+++ INPUT MATERIAL +++

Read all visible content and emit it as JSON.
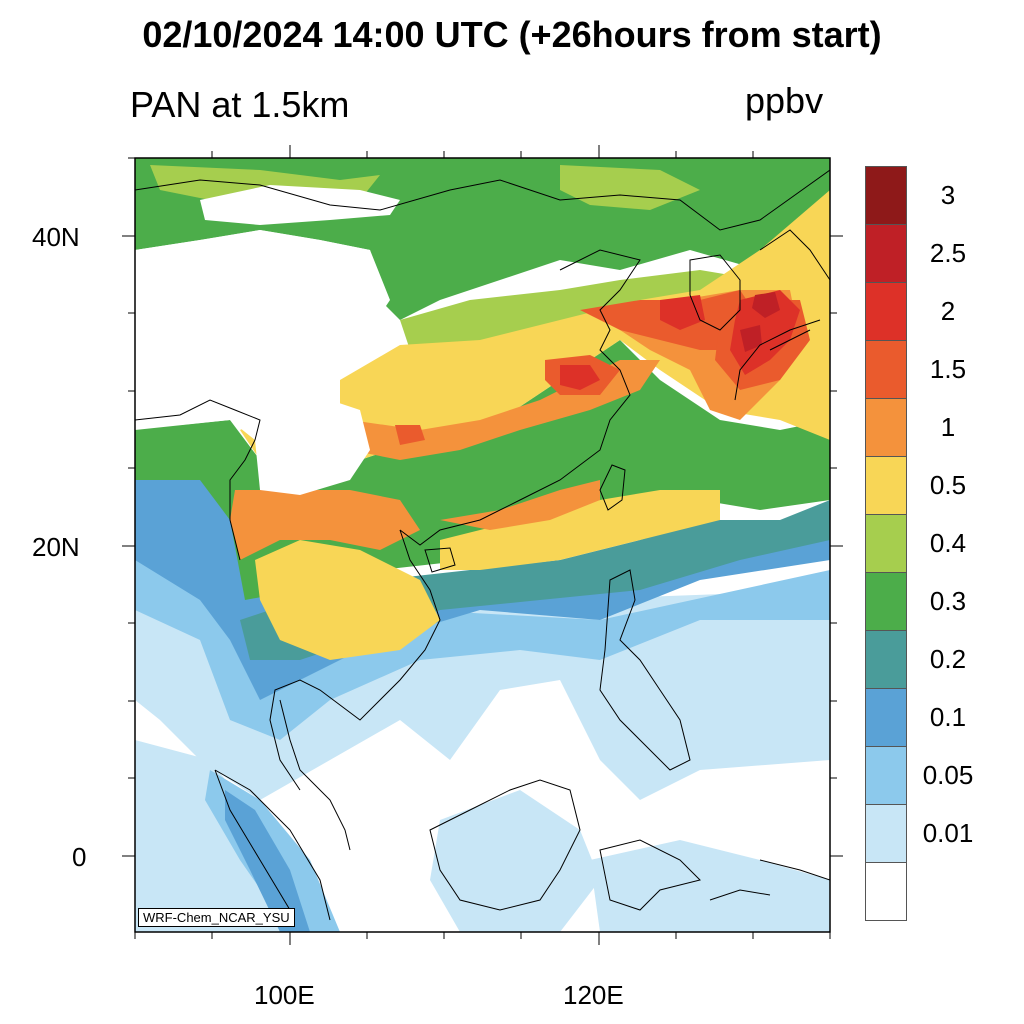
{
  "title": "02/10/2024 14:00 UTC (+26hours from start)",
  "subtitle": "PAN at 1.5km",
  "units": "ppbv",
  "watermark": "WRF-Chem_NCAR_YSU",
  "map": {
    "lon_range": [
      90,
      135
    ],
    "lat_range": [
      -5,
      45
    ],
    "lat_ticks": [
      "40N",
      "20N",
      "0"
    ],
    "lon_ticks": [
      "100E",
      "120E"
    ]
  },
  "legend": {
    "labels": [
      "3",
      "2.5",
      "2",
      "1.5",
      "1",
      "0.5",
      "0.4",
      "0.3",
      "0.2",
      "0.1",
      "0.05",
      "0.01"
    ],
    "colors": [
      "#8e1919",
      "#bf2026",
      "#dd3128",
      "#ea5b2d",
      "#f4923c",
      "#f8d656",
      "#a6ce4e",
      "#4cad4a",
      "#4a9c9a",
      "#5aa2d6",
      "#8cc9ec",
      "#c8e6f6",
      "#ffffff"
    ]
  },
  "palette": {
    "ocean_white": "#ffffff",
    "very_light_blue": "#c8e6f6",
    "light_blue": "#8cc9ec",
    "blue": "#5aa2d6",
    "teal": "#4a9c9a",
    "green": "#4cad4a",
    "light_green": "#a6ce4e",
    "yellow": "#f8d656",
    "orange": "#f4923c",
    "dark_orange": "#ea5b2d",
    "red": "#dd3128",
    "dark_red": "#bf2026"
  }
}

+++
+++ INPUT MATERIAL +++

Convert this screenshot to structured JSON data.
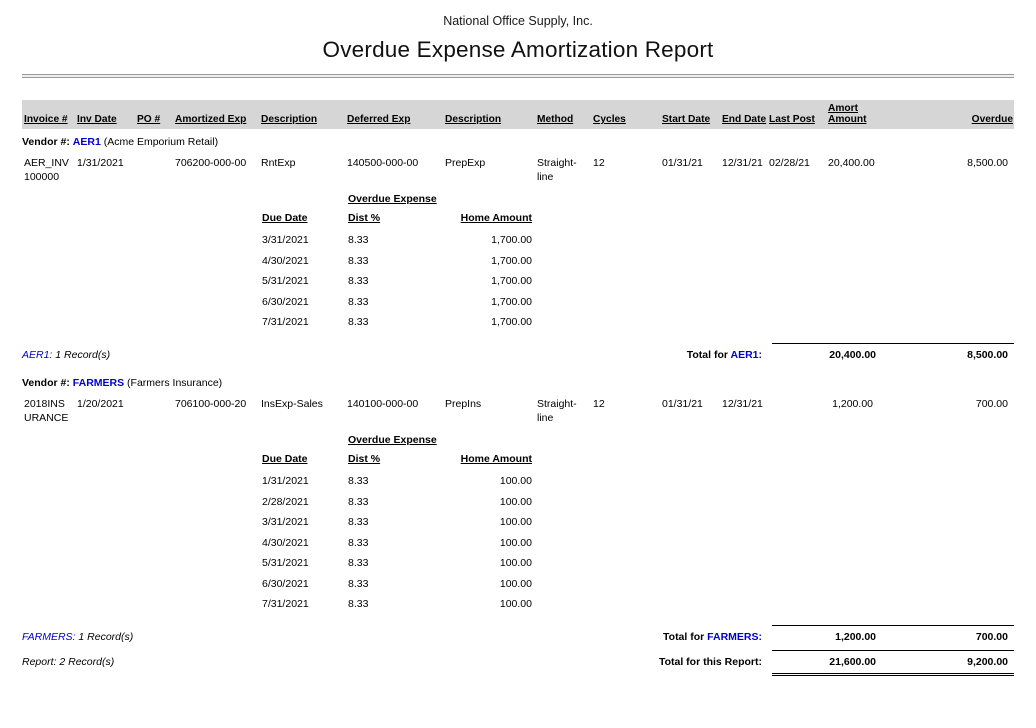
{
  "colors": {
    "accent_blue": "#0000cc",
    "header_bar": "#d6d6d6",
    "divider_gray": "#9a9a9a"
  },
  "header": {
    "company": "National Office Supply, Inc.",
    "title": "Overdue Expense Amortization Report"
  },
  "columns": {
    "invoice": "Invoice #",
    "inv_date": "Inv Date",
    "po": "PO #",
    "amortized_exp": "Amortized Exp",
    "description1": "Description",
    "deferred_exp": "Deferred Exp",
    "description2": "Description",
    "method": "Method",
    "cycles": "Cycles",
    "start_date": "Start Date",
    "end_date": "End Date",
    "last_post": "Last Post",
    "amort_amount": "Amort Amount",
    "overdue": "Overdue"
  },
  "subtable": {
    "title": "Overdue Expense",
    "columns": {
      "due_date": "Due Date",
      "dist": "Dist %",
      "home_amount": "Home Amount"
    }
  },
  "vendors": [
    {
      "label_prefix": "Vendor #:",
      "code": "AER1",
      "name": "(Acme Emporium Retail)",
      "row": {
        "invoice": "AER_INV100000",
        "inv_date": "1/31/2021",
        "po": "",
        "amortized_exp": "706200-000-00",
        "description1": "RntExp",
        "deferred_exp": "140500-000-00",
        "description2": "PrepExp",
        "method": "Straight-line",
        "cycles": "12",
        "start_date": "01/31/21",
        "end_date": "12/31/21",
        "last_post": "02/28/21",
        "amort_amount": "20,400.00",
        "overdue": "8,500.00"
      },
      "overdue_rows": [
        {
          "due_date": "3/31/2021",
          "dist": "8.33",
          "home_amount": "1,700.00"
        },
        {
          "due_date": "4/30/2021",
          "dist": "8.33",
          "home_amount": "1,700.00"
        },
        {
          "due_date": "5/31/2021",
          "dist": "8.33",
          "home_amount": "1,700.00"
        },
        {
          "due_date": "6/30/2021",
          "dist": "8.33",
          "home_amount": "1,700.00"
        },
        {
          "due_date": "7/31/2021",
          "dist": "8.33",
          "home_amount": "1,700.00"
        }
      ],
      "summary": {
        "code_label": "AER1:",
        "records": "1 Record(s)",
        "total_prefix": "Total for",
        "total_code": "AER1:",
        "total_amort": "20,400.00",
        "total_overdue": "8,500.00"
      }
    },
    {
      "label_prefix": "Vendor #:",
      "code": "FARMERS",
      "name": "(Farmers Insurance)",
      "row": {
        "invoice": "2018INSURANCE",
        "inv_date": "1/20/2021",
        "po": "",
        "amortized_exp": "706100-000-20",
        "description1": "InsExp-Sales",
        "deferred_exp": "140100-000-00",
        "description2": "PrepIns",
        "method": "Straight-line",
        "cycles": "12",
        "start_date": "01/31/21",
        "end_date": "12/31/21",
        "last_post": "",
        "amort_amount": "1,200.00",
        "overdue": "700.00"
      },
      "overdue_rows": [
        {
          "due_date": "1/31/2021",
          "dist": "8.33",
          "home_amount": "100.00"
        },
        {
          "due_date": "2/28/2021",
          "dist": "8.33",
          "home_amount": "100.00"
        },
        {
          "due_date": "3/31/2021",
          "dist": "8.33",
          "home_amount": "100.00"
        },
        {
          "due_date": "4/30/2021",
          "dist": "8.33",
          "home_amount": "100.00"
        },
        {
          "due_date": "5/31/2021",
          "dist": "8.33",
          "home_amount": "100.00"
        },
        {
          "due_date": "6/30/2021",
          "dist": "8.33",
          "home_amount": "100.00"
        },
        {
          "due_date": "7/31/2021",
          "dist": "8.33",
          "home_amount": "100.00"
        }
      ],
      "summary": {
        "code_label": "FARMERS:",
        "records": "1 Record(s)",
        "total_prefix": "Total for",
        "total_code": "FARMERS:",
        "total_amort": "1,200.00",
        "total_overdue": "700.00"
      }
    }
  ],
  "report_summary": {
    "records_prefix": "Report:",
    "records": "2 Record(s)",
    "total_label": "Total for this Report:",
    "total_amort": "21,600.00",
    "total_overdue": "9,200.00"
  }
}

+++

**REQUIREMENT**
Within the listing above, find every line containing the string "Expense" and return it.

**THE COMPLETED TASK**
    "title": "Overdue Expense Amortization Report"
    "title": "Overdue Expense",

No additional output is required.